OBJECTIVE:
From the biography of J. Frank Norris below, list each child born to him and Lillian Gaddy, along with the year given for each.

PASSAGE TO READ:
#####
John Franklyn Norris was born in Dadeville, Alabama, on September 8, 1877, to Warner and Mary (Davis) Norris.  He was the oldest of three children, brother Dorie and sister Sallie

His mother had a godly influence on him and often told him that one day he would be a great preacher.  Her influence helped shape his values and theology.

At age 11, the family moved to a farm near Hubbard, Texas.  His father's bouts of drunkenness caused much pain, deprivation and suffering to his family. It also helped breed a strong dislike of liquor in young Norris.

He was converted, at the age of 13, while attending a Methodist revival conducted by J. A. Oswalt. Under the ministry of Catlett Smith, pastor of the Hubbard Baptist Church, he followed Christ in baptism.  Shortly thereafter, he surrender to preach the gospel.

 

Warner Norris Family

Norris Mother and Father

L-R:  Warner, J. Frank, Dorie, Sallie, Mary

 

Education

J. Frank Norris enrolled at Baylor University in Waco at the age of 22.  During his time at the university, he accepted the call to become pastor of First Baptist Church of Mt. Calm,  and was ordained.  After a brief courtship, they were married in 1902.  He graduated with honors in 1903.

He attended Southern Baptist Theological Seminary in Louisville, Kentucky, where he earned a Master of Theology degree.  Delivered the valedictory address at his graduation in May of 1905.  When he graduated, he had a wife, a year-old daughter and $800 debts.

 

SBC Leaders

  

Dr. E. Y. Mullins, Dr. J. B. Gambrell, Dr. J. Frank Norris

 

 

Family

While attending Baylor University, he met student Lillian Gaddy, daughter of a prominent Southern Baptist pastor.  After a brief courtship, they married by Dr. J. B. Gambrell in 1902.

God blessed them with four children:  daughter Lillian (1903), sons Jim Gaddy (1906), J. Frank, Jr. (1910), and George (1916).

 

J. Frank Norris Family

 

Norris Family

Back Row:  Lillian, Jim Gaddy, J. Frank, Jr.

Front Row:  Lillian, George, J. Frank , Sr.

1926

 

 

Editor

In 1907 he took over the management of The Baptist Standard, a religious newspaper serving Baptists throughout Texas and the South.  He later purchased controlling interests and negotiated with other Baptist editors to purchase and merge their newspapers with his.  He bought out Dr. S. A. Hayden's Texas Baptist Herald and the Advocate, published by Dr. J. B. Cranfill. He began to us the publication to crusade for an end to gambling in Texas.  Circulation grew from 16,000 to 38,000.  In 1909 he sold his interests in the Standard when he became pastor of First Baptist Church of Fort Worth.

He began publishing The Fence Rail (1917-18) which later became The Searchlight (1918-26) and in 1927 became The Fundamentalist. He changed the format to include the latest religious news of interest to his readers.  Circulation at its highest was 70,000 per issue.
#####
RECORD EXCERPTS:
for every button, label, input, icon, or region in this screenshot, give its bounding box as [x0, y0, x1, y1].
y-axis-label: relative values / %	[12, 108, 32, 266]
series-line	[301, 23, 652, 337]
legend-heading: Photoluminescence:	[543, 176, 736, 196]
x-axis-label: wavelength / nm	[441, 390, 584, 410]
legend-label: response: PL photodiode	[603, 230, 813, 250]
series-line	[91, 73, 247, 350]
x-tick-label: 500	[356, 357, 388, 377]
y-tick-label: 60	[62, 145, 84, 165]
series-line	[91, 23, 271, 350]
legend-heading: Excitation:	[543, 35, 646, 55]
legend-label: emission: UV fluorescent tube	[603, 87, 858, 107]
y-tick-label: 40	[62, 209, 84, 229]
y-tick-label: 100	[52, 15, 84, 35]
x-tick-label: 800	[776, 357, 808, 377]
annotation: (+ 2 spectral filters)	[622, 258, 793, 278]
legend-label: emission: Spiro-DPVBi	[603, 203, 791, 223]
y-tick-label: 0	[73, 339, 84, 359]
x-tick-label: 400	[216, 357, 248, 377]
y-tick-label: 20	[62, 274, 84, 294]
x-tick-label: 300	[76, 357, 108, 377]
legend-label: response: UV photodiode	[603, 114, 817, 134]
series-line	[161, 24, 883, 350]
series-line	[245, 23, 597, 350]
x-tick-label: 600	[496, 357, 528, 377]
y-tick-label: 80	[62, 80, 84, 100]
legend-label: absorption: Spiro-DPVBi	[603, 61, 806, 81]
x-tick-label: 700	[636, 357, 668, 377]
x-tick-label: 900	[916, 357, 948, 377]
#####
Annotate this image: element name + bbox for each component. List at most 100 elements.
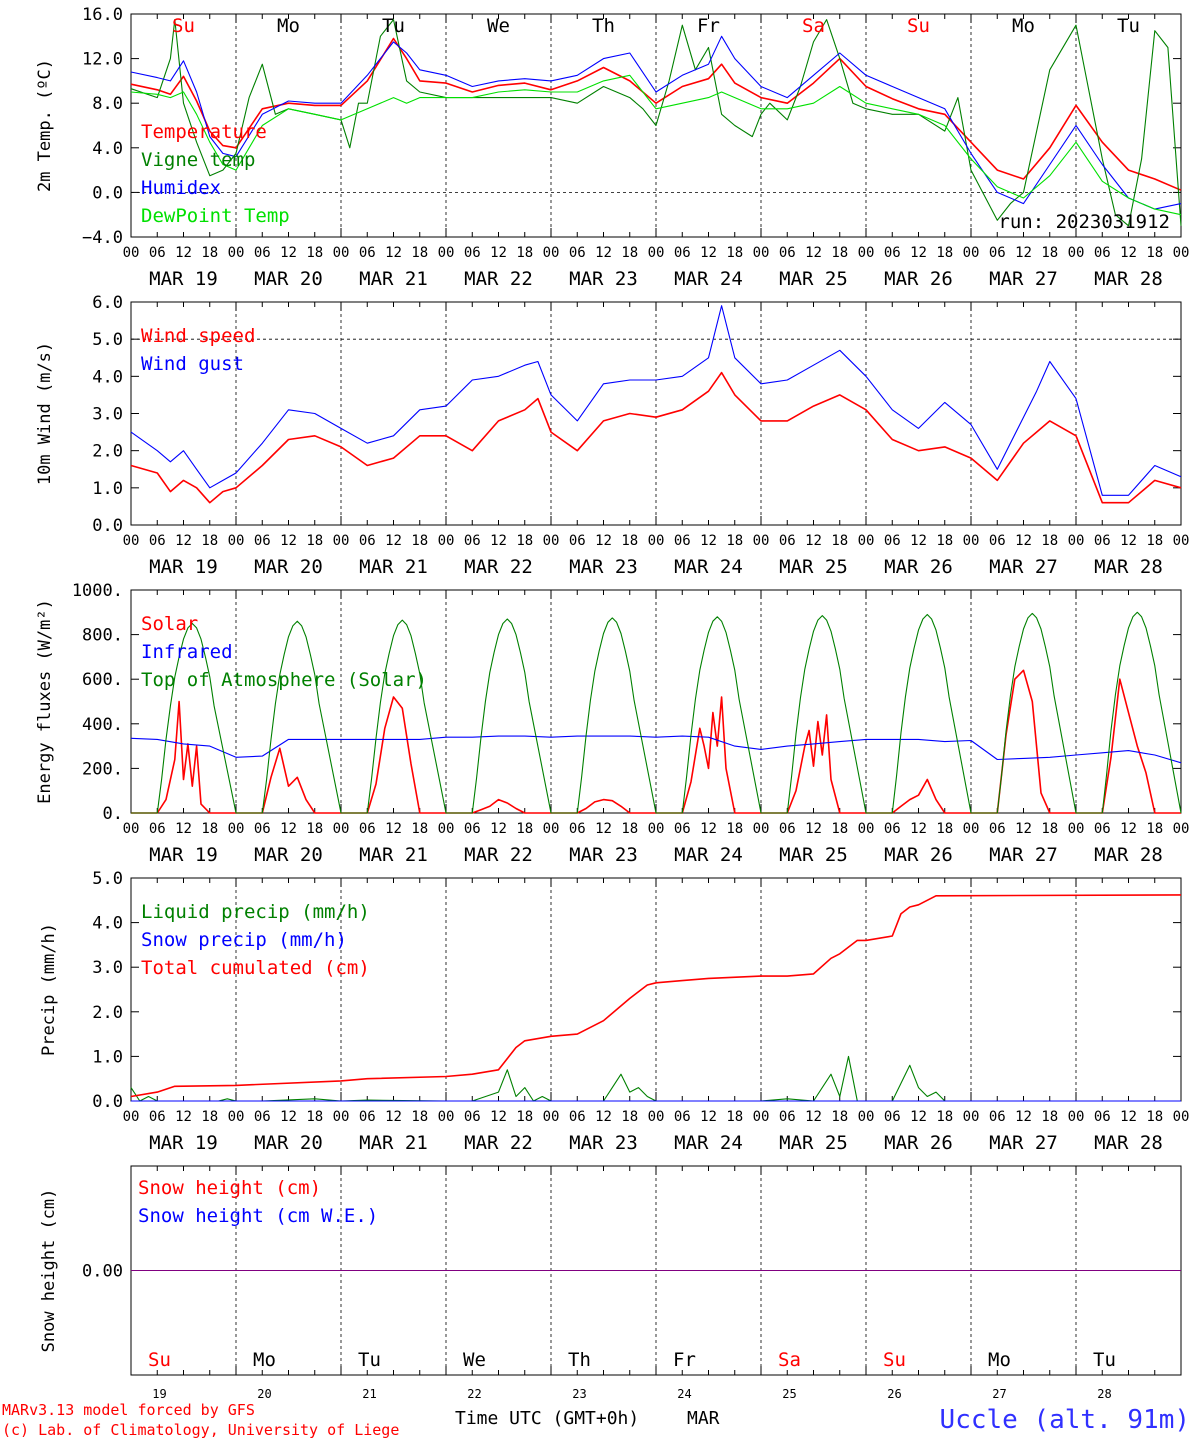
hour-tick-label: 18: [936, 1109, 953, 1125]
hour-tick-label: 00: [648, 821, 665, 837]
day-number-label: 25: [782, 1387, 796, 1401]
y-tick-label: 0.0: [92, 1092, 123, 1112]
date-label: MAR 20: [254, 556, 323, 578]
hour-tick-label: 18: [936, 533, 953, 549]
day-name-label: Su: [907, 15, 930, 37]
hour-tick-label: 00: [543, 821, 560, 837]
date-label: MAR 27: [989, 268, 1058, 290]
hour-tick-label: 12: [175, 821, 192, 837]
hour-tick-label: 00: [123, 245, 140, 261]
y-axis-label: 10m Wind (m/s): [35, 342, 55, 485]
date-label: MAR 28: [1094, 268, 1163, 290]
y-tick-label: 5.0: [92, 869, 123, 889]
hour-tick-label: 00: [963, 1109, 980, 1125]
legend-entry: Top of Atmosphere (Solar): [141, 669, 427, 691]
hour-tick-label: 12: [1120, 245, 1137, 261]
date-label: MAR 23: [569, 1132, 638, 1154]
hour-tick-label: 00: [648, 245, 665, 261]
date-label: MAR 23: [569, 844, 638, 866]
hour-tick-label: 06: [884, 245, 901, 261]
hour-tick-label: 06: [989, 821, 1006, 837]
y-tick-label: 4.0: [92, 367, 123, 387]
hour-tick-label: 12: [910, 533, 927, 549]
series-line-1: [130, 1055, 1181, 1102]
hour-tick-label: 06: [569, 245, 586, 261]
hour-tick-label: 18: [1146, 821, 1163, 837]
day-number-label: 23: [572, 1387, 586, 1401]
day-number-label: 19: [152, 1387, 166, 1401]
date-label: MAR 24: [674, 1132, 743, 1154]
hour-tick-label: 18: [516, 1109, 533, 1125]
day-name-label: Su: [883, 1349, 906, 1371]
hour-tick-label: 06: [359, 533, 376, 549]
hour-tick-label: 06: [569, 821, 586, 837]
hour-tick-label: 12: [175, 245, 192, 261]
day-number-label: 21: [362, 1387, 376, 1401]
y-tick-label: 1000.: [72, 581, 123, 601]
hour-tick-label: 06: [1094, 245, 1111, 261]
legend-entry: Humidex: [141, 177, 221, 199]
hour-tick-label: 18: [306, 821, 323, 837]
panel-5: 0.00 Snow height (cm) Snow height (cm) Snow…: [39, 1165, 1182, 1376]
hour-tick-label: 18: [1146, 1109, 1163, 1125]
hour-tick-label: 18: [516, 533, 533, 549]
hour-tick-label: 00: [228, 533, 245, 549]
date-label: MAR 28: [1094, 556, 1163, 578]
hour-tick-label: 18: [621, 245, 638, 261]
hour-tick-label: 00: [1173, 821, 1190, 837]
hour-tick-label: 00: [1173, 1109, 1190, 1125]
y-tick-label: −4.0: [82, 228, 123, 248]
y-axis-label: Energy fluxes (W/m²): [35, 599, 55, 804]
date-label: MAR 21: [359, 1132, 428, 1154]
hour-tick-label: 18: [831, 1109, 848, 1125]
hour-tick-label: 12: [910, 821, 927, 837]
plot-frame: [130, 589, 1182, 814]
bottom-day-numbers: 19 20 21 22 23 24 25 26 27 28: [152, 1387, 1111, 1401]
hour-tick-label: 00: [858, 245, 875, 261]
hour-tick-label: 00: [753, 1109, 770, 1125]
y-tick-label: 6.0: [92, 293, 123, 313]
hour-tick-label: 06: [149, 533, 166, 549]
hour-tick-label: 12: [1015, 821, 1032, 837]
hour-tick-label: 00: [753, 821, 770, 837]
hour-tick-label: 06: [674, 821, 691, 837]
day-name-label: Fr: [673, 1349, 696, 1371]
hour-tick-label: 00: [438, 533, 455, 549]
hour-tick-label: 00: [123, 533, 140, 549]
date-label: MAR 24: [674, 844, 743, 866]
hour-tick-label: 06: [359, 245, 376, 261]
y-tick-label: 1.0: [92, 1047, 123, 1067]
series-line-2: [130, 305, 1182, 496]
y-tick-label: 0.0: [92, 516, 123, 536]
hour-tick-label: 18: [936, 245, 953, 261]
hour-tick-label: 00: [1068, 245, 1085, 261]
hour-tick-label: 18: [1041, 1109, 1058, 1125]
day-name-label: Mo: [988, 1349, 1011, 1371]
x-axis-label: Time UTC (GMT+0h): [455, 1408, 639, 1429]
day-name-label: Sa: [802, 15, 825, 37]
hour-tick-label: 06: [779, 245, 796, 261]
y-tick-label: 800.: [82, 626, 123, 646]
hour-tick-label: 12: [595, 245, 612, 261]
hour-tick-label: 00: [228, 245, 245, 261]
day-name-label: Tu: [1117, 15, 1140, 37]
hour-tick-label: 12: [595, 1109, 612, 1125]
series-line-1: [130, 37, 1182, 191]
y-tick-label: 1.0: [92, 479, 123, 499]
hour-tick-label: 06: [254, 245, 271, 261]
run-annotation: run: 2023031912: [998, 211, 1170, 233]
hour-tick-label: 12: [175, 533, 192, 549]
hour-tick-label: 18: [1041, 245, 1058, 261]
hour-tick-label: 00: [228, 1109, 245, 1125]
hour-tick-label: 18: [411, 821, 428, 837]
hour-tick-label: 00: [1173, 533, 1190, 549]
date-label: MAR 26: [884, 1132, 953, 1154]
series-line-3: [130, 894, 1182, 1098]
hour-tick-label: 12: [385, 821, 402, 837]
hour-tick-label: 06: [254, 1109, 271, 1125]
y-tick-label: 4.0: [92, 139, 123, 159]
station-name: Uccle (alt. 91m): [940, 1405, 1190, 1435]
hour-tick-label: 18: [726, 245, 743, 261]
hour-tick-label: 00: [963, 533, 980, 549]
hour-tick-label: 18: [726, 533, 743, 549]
#####
COMPLETE RESPONSE:
- Lillian (1903)
- Jim Gaddy (1906)
- J. Frank, Jr. (1910)
- George (1916)